TASK >>
Reproduce the records below in full and without edits, omitting images.

## Begin PROVIDED ENTRIES

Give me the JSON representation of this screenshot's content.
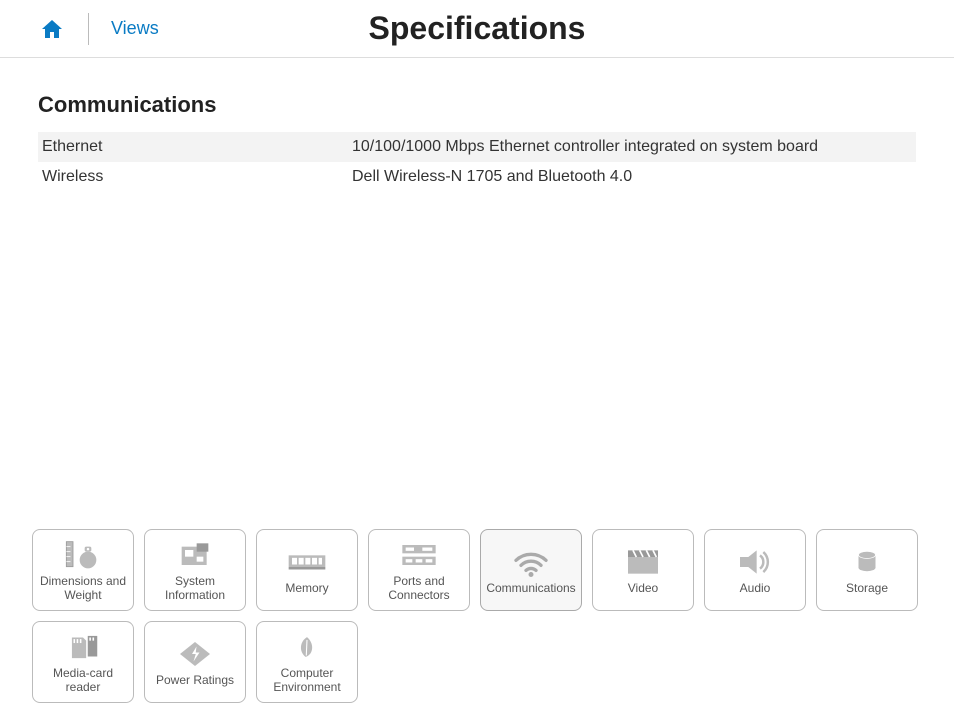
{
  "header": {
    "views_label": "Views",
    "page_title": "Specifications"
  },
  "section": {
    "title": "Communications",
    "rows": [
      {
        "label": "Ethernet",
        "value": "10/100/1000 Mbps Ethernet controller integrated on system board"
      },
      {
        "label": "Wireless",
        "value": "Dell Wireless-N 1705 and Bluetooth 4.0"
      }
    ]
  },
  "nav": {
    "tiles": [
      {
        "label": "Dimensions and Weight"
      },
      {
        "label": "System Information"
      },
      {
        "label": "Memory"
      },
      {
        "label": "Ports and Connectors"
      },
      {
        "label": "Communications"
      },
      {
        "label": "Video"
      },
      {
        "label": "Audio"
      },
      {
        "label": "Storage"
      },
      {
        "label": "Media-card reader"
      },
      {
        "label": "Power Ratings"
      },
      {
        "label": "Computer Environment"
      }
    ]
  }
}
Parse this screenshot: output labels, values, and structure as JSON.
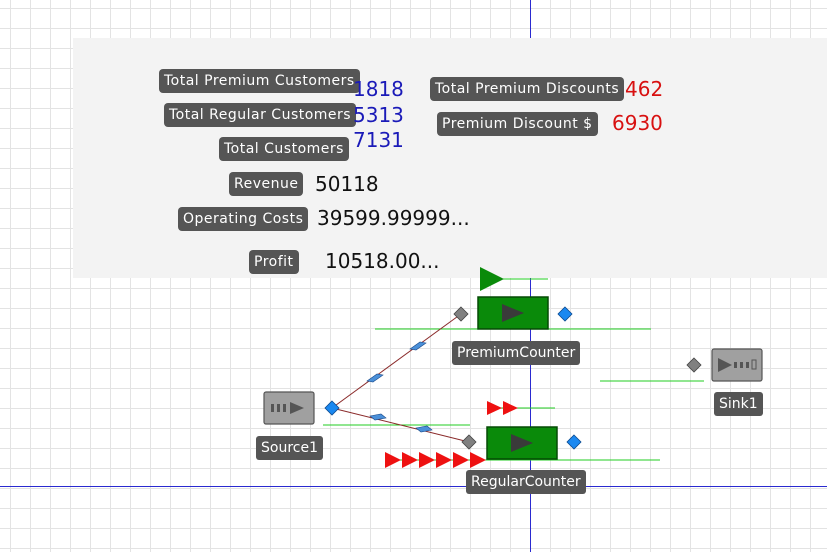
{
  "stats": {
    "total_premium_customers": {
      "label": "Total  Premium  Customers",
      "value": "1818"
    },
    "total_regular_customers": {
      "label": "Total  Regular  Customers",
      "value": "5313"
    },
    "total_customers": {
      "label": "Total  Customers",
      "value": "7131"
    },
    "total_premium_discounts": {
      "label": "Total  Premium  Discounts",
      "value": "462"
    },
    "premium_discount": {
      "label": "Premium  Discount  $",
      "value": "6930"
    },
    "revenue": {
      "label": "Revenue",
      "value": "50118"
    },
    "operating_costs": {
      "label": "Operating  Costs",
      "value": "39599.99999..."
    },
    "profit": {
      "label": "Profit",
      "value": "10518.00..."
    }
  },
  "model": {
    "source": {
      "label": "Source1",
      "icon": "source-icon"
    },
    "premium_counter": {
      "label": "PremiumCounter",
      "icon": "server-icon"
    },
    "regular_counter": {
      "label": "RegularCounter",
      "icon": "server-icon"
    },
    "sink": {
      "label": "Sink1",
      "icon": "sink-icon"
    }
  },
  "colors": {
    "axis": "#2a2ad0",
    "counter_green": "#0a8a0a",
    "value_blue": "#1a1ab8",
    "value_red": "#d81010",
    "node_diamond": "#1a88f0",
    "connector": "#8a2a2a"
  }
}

## End PROVIDED ENTRIES

SOLUTION TO THE PROBLEM >>
Give me the JSON representation of this screenshot's content.
{
  "header": {
    "views_label": "Views",
    "page_title": "Specifications"
  },
  "section": {
    "title": "Communications",
    "rows": [
      {
        "label": "Ethernet",
        "value": "10/100/1000 Mbps Ethernet controller integrated on system board"
      },
      {
        "label": "Wireless",
        "value": "Dell Wireless-N 1705 and Bluetooth 4.0"
      }
    ]
  },
  "nav": {
    "tiles": [
      {
        "label": "Dimensions and Weight"
      },
      {
        "label": "System Information"
      },
      {
        "label": "Memory"
      },
      {
        "label": "Ports and Connectors"
      },
      {
        "label": "Communications"
      },
      {
        "label": "Video"
      },
      {
        "label": "Audio"
      },
      {
        "label": "Storage"
      },
      {
        "label": "Media-card reader"
      },
      {
        "label": "Power Ratings"
      },
      {
        "label": "Computer Environment"
      }
    ]
  }
}
Parse this screenshot: output labels, values, and structure as JSON.
{
  "stats": {
    "total_premium_customers": {
      "label": "Total  Premium  Customers",
      "value": "1818"
    },
    "total_regular_customers": {
      "label": "Total  Regular  Customers",
      "value": "5313"
    },
    "total_customers": {
      "label": "Total  Customers",
      "value": "7131"
    },
    "total_premium_discounts": {
      "label": "Total  Premium  Discounts",
      "value": "462"
    },
    "premium_discount": {
      "label": "Premium  Discount  $",
      "value": "6930"
    },
    "revenue": {
      "label": "Revenue",
      "value": "50118"
    },
    "operating_costs": {
      "label": "Operating  Costs",
      "value": "39599.99999..."
    },
    "profit": {
      "label": "Profit",
      "value": "10518.00..."
    }
  },
  "model": {
    "source": {
      "label": "Source1",
      "icon": "source-icon"
    },
    "premium_counter": {
      "label": "PremiumCounter",
      "icon": "server-icon"
    },
    "regular_counter": {
      "label": "RegularCounter",
      "icon": "server-icon"
    },
    "sink": {
      "label": "Sink1",
      "icon": "sink-icon"
    }
  },
  "colors": {
    "axis": "#2a2ad0",
    "counter_green": "#0a8a0a",
    "value_blue": "#1a1ab8",
    "value_red": "#d81010",
    "node_diamond": "#1a88f0",
    "connector": "#8a2a2a"
  }
}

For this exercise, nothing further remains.